Data listing ▸
********
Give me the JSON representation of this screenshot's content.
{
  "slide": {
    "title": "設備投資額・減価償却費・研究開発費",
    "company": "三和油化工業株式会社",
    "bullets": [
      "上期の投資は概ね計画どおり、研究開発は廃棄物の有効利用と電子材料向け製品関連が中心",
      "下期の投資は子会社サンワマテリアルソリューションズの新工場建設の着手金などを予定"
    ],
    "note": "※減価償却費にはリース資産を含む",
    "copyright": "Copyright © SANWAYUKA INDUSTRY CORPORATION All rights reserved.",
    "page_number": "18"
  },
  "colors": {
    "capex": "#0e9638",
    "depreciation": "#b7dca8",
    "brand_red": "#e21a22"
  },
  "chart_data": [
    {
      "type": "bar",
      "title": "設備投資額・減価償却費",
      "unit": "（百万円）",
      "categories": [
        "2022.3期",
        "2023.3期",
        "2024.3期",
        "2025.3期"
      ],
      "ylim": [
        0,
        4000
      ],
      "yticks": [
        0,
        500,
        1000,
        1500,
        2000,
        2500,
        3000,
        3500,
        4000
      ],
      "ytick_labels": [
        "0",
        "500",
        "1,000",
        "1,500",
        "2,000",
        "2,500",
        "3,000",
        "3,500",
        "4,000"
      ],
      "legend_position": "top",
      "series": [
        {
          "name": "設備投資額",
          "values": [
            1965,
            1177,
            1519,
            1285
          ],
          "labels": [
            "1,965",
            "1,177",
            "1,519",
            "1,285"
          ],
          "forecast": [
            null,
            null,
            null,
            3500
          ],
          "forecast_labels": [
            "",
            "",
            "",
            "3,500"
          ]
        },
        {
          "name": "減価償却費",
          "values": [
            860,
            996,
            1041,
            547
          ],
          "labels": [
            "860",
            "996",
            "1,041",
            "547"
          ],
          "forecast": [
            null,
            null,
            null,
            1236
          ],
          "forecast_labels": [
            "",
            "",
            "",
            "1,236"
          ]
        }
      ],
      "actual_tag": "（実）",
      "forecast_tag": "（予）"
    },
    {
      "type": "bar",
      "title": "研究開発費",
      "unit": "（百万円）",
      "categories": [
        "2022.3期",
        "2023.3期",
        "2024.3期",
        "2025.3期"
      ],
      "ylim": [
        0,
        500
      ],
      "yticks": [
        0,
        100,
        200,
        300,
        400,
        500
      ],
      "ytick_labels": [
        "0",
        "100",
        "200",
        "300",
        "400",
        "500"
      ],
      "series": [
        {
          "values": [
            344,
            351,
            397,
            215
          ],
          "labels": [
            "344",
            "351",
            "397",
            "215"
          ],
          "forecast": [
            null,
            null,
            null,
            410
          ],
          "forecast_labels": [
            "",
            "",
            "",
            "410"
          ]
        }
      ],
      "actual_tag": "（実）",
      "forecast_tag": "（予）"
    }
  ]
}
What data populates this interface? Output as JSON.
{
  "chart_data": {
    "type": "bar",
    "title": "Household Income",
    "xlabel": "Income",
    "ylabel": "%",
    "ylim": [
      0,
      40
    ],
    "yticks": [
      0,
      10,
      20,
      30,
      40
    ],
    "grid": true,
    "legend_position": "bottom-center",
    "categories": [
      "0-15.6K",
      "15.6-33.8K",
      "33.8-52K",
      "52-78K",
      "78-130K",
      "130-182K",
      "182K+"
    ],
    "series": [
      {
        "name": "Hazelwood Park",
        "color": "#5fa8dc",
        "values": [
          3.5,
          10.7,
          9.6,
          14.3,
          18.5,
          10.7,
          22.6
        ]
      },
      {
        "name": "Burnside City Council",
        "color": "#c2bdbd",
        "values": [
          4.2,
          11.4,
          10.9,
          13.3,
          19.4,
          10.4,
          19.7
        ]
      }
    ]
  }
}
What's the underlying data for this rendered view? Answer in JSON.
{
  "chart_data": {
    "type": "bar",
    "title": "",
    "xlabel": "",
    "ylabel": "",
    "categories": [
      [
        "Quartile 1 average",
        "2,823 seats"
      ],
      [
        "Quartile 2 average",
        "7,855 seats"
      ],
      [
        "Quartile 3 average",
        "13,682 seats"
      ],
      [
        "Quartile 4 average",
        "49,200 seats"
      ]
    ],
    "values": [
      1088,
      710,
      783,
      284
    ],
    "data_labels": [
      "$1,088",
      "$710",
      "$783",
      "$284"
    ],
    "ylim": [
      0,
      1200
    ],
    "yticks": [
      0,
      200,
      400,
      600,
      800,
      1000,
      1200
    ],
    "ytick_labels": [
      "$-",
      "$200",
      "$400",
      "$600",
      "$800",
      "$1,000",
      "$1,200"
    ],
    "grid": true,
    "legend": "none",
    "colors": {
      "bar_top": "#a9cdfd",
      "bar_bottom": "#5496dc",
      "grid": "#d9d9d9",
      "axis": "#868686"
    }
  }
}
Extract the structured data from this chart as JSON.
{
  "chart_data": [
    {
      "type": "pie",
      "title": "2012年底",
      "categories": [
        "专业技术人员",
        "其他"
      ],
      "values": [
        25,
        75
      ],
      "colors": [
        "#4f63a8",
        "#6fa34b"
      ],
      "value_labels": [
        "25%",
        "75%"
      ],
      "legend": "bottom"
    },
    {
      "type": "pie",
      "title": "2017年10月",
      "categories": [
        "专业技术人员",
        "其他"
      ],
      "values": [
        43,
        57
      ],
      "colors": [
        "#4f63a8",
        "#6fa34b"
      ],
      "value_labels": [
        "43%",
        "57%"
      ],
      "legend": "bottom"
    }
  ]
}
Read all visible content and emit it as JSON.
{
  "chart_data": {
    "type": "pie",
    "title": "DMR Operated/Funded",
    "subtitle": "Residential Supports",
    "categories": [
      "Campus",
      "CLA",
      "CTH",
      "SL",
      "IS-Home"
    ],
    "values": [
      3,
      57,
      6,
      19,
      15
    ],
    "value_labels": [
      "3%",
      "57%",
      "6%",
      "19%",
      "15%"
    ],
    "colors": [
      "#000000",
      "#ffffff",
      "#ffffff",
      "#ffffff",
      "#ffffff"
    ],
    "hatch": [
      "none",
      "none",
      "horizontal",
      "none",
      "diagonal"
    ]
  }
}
********
Instructions to follow ▸
Each line of the material above needs to be quoted exactly, please.

Result below ▸
Give me the JSON representation of this screenshot's content.
{
  "slide": {
    "title": "設備投資額・減価償却費・研究開発費",
    "company": "三和油化工業株式会社",
    "bullets": [
      "上期の投資は概ね計画どおり、研究開発は廃棄物の有効利用と電子材料向け製品関連が中心",
      "下期の投資は子会社サンワマテリアルソリューションズの新工場建設の着手金などを予定"
    ],
    "note": "※減価償却費にはリース資産を含む",
    "copyright": "Copyright © SANWAYUKA INDUSTRY CORPORATION All rights reserved.",
    "page_number": "18"
  },
  "colors": {
    "capex": "#0e9638",
    "depreciation": "#b7dca8",
    "brand_red": "#e21a22"
  },
  "chart_data": [
    {
      "type": "bar",
      "title": "設備投資額・減価償却費",
      "unit": "（百万円）",
      "categories": [
        "2022.3期",
        "2023.3期",
        "2024.3期",
        "2025.3期"
      ],
      "ylim": [
        0,
        4000
      ],
      "yticks": [
        0,
        500,
        1000,
        1500,
        2000,
        2500,
        3000,
        3500,
        4000
      ],
      "ytick_labels": [
        "0",
        "500",
        "1,000",
        "1,500",
        "2,000",
        "2,500",
        "3,000",
        "3,500",
        "4,000"
      ],
      "legend_position": "top",
      "series": [
        {
          "name": "設備投資額",
          "values": [
            1965,
            1177,
            1519,
            1285
          ],
          "labels": [
            "1,965",
            "1,177",
            "1,519",
            "1,285"
          ],
          "forecast": [
            null,
            null,
            null,
            3500
          ],
          "forecast_labels": [
            "",
            "",
            "",
            "3,500"
          ]
        },
        {
          "name": "減価償却費",
          "values": [
            860,
            996,
            1041,
            547
          ],
          "labels": [
            "860",
            "996",
            "1,041",
            "547"
          ],
          "forecast": [
            null,
            null,
            null,
            1236
          ],
          "forecast_labels": [
            "",
            "",
            "",
            "1,236"
          ]
        }
      ],
      "actual_tag": "（実）",
      "forecast_tag": "（予）"
    },
    {
      "type": "bar",
      "title": "研究開発費",
      "unit": "（百万円）",
      "categories": [
        "2022.3期",
        "2023.3期",
        "2024.3期",
        "2025.3期"
      ],
      "ylim": [
        0,
        500
      ],
      "yticks": [
        0,
        100,
        200,
        300,
        400,
        500
      ],
      "ytick_labels": [
        "0",
        "100",
        "200",
        "300",
        "400",
        "500"
      ],
      "series": [
        {
          "values": [
            344,
            351,
            397,
            215
          ],
          "labels": [
            "344",
            "351",
            "397",
            "215"
          ],
          "forecast": [
            null,
            null,
            null,
            410
          ],
          "forecast_labels": [
            "",
            "",
            "",
            "410"
          ]
        }
      ],
      "actual_tag": "（実）",
      "forecast_tag": "（予）"
    }
  ]
}
What data populates this interface? Output as JSON.
{
  "chart_data": {
    "type": "bar",
    "title": "Household Income",
    "xlabel": "Income",
    "ylabel": "%",
    "ylim": [
      0,
      40
    ],
    "yticks": [
      0,
      10,
      20,
      30,
      40
    ],
    "grid": true,
    "legend_position": "bottom-center",
    "categories": [
      "0-15.6K",
      "15.6-33.8K",
      "33.8-52K",
      "52-78K",
      "78-130K",
      "130-182K",
      "182K+"
    ],
    "series": [
      {
        "name": "Hazelwood Park",
        "color": "#5fa8dc",
        "values": [
          3.5,
          10.7,
          9.6,
          14.3,
          18.5,
          10.7,
          22.6
        ]
      },
      {
        "name": "Burnside City Council",
        "color": "#c2bdbd",
        "values": [
          4.2,
          11.4,
          10.9,
          13.3,
          19.4,
          10.4,
          19.7
        ]
      }
    ]
  }
}
What's the underlying data for this rendered view? Answer in JSON.
{
  "chart_data": {
    "type": "bar",
    "title": "",
    "xlabel": "",
    "ylabel": "",
    "categories": [
      [
        "Quartile 1 average",
        "2,823 seats"
      ],
      [
        "Quartile 2 average",
        "7,855 seats"
      ],
      [
        "Quartile 3 average",
        "13,682 seats"
      ],
      [
        "Quartile 4 average",
        "49,200 seats"
      ]
    ],
    "values": [
      1088,
      710,
      783,
      284
    ],
    "data_labels": [
      "$1,088",
      "$710",
      "$783",
      "$284"
    ],
    "ylim": [
      0,
      1200
    ],
    "yticks": [
      0,
      200,
      400,
      600,
      800,
      1000,
      1200
    ],
    "ytick_labels": [
      "$-",
      "$200",
      "$400",
      "$600",
      "$800",
      "$1,000",
      "$1,200"
    ],
    "grid": true,
    "legend": "none",
    "colors": {
      "bar_top": "#a9cdfd",
      "bar_bottom": "#5496dc",
      "grid": "#d9d9d9",
      "axis": "#868686"
    }
  }
}
Extract the structured data from this chart as JSON.
{
  "chart_data": [
    {
      "type": "pie",
      "title": "2012年底",
      "categories": [
        "专业技术人员",
        "其他"
      ],
      "values": [
        25,
        75
      ],
      "colors": [
        "#4f63a8",
        "#6fa34b"
      ],
      "value_labels": [
        "25%",
        "75%"
      ],
      "legend": "bottom"
    },
    {
      "type": "pie",
      "title": "2017年10月",
      "categories": [
        "专业技术人员",
        "其他"
      ],
      "values": [
        43,
        57
      ],
      "colors": [
        "#4f63a8",
        "#6fa34b"
      ],
      "value_labels": [
        "43%",
        "57%"
      ],
      "legend": "bottom"
    }
  ]
}
Read all visible content and emit it as JSON.
{
  "chart_data": {
    "type": "pie",
    "title": "DMR Operated/Funded",
    "subtitle": "Residential Supports",
    "categories": [
      "Campus",
      "CLA",
      "CTH",
      "SL",
      "IS-Home"
    ],
    "values": [
      3,
      57,
      6,
      19,
      15
    ],
    "value_labels": [
      "3%",
      "57%",
      "6%",
      "19%",
      "15%"
    ],
    "colors": [
      "#000000",
      "#ffffff",
      "#ffffff",
      "#ffffff",
      "#ffffff"
    ],
    "hatch": [
      "none",
      "none",
      "horizontal",
      "none",
      "diagonal"
    ]
  }
}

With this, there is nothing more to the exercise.